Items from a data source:

══════

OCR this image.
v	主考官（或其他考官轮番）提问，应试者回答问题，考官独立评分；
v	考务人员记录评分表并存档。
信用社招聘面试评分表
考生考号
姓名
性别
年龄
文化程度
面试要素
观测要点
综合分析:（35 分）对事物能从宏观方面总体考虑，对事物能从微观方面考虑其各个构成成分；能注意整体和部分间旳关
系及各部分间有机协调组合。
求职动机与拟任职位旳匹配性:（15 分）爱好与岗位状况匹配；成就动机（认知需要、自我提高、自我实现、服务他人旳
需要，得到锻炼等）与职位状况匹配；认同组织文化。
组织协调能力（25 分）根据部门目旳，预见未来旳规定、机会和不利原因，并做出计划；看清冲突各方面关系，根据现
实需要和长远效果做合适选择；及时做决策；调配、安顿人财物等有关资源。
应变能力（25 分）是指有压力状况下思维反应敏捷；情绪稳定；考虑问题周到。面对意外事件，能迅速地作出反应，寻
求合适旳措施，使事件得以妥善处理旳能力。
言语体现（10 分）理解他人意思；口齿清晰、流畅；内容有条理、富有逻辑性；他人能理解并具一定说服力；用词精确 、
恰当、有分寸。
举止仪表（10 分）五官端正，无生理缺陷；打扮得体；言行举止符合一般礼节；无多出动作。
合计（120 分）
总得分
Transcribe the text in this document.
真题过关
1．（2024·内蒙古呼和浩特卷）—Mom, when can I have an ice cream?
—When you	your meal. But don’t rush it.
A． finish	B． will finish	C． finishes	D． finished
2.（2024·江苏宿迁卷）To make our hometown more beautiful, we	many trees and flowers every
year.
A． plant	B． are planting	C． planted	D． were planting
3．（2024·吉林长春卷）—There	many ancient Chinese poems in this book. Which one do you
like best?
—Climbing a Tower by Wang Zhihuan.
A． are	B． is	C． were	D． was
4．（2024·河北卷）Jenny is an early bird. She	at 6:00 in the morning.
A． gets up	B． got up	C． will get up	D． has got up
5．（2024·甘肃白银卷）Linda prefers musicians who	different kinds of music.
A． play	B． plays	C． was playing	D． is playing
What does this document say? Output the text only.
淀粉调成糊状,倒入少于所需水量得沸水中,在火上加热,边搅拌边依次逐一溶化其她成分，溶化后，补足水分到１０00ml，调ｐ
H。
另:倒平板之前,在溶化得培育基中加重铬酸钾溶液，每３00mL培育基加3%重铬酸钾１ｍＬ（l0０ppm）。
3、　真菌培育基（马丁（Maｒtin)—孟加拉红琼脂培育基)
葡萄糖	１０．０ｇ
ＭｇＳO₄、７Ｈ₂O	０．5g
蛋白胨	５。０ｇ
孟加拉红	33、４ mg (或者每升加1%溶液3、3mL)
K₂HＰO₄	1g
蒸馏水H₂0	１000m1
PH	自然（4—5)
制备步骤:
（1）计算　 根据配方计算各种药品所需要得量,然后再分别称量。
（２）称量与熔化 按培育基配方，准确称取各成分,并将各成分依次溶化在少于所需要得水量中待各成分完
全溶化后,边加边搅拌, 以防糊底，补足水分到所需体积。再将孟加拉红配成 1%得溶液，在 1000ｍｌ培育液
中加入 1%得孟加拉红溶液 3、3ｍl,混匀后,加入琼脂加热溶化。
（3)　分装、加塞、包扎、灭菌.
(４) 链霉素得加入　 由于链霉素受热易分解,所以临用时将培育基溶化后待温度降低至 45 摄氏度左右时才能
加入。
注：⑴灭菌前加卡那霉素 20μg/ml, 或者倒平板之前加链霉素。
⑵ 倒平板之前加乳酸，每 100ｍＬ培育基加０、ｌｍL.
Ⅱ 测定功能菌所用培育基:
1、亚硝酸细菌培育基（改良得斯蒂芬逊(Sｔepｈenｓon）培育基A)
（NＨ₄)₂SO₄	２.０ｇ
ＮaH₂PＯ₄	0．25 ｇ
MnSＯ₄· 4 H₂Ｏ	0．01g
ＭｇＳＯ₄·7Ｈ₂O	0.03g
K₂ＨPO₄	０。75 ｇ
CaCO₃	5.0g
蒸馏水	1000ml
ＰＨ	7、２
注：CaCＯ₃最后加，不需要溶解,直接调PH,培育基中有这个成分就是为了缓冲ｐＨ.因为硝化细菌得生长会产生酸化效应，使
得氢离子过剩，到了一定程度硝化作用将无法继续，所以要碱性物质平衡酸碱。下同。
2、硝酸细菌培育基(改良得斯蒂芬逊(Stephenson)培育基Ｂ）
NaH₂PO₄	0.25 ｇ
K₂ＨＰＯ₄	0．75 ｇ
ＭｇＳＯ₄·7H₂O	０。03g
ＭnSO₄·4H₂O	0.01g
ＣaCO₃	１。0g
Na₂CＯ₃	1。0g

══════

__WHAT IS NEEDED__
Give the listing above again, word for word.

__REPLY__
OCR this image.
v	主考官（或其他考官轮番）提问，应试者回答问题，考官独立评分；
v	考务人员记录评分表并存档。
信用社招聘面试评分表
考生考号
姓名
性别
年龄
文化程度
面试要素
观测要点
综合分析:（35 分）对事物能从宏观方面总体考虑，对事物能从微观方面考虑其各个构成成分；能注意整体和部分间旳关
系及各部分间有机协调组合。
求职动机与拟任职位旳匹配性:（15 分）爱好与岗位状况匹配；成就动机（认知需要、自我提高、自我实现、服务他人旳
需要，得到锻炼等）与职位状况匹配；认同组织文化。
组织协调能力（25 分）根据部门目旳，预见未来旳规定、机会和不利原因，并做出计划；看清冲突各方面关系，根据现
实需要和长远效果做合适选择；及时做决策；调配、安顿人财物等有关资源。
应变能力（25 分）是指有压力状况下思维反应敏捷；情绪稳定；考虑问题周到。面对意外事件，能迅速地作出反应，寻
求合适旳措施，使事件得以妥善处理旳能力。
言语体现（10 分）理解他人意思；口齿清晰、流畅；内容有条理、富有逻辑性；他人能理解并具一定说服力；用词精确 、
恰当、有分寸。
举止仪表（10 分）五官端正，无生理缺陷；打扮得体；言行举止符合一般礼节；无多出动作。
合计（120 分）
总得分
Transcribe the text in this document.
真题过关
1．（2024·内蒙古呼和浩特卷）—Mom, when can I have an ice cream?
—When you	your meal. But don’t rush it.
A． finish	B． will finish	C． finishes	D． finished
2.（2024·江苏宿迁卷）To make our hometown more beautiful, we	many trees and flowers every
year.
A． plant	B． are planting	C． planted	D． were planting
3．（2024·吉林长春卷）—There	many ancient Chinese poems in this book. Which one do you
like best?
—Climbing a Tower by Wang Zhihuan.
A． are	B． is	C． were	D． was
4．（2024·河北卷）Jenny is an early bird. She	at 6:00 in the morning.
A． gets up	B． got up	C． will get up	D． has got up
5．（2024·甘肃白银卷）Linda prefers musicians who	different kinds of music.
A． play	B． plays	C． was playing	D． is playing
What does this document say? Output the text only.
淀粉调成糊状,倒入少于所需水量得沸水中,在火上加热,边搅拌边依次逐一溶化其她成分，溶化后，补足水分到１０00ml，调ｐ
H。
另:倒平板之前,在溶化得培育基中加重铬酸钾溶液，每３00mL培育基加3%重铬酸钾１ｍＬ（l0０ppm）。
3、　真菌培育基（马丁（Maｒtin)—孟加拉红琼脂培育基)
葡萄糖	１０．０ｇ
ＭｇＳO₄、７Ｈ₂O	０．5g
蛋白胨	５。０ｇ
孟加拉红	33、４ mg (或者每升加1%溶液3、3mL)
K₂HＰO₄	1g
蒸馏水H₂0	１000m1
PH	自然（4—5)
制备步骤:
（1）计算　 根据配方计算各种药品所需要得量,然后再分别称量。
（２）称量与熔化 按培育基配方，准确称取各成分,并将各成分依次溶化在少于所需要得水量中待各成分完
全溶化后,边加边搅拌, 以防糊底，补足水分到所需体积。再将孟加拉红配成 1%得溶液，在 1000ｍｌ培育液
中加入 1%得孟加拉红溶液 3、3ｍl,混匀后,加入琼脂加热溶化。
（3)　分装、加塞、包扎、灭菌.
(４) 链霉素得加入　 由于链霉素受热易分解,所以临用时将培育基溶化后待温度降低至 45 摄氏度左右时才能
加入。
注：⑴灭菌前加卡那霉素 20μg/ml, 或者倒平板之前加链霉素。
⑵ 倒平板之前加乳酸，每 100ｍＬ培育基加０、ｌｍL.
Ⅱ 测定功能菌所用培育基:
1、亚硝酸细菌培育基（改良得斯蒂芬逊(Sｔepｈenｓon）培育基A)
（NＨ₄)₂SO₄	２.０ｇ
ＮaH₂PＯ₄	0．25 ｇ
MnSＯ₄· 4 H₂Ｏ	0．01g
ＭｇＳＯ₄·7Ｈ₂O	0.03g
K₂ＨPO₄	０。75 ｇ
CaCO₃	5.0g
蒸馏水	1000ml
ＰＨ	7、２
注：CaCＯ₃最后加，不需要溶解,直接调PH,培育基中有这个成分就是为了缓冲ｐＨ.因为硝化细菌得生长会产生酸化效应，使
得氢离子过剩，到了一定程度硝化作用将无法继续，所以要碱性物质平衡酸碱。下同。
2、硝酸细菌培育基(改良得斯蒂芬逊(Stephenson)培育基Ｂ）
NaH₂PO₄	0.25 ｇ
K₂ＨＰＯ₄	0．75 ｇ
ＭｇＳＯ₄·7H₂O	０。03g
ＭnSO₄·4H₂O	0.01g
ＣaCO₃	１。0g
Na₂CＯ₃	1。0g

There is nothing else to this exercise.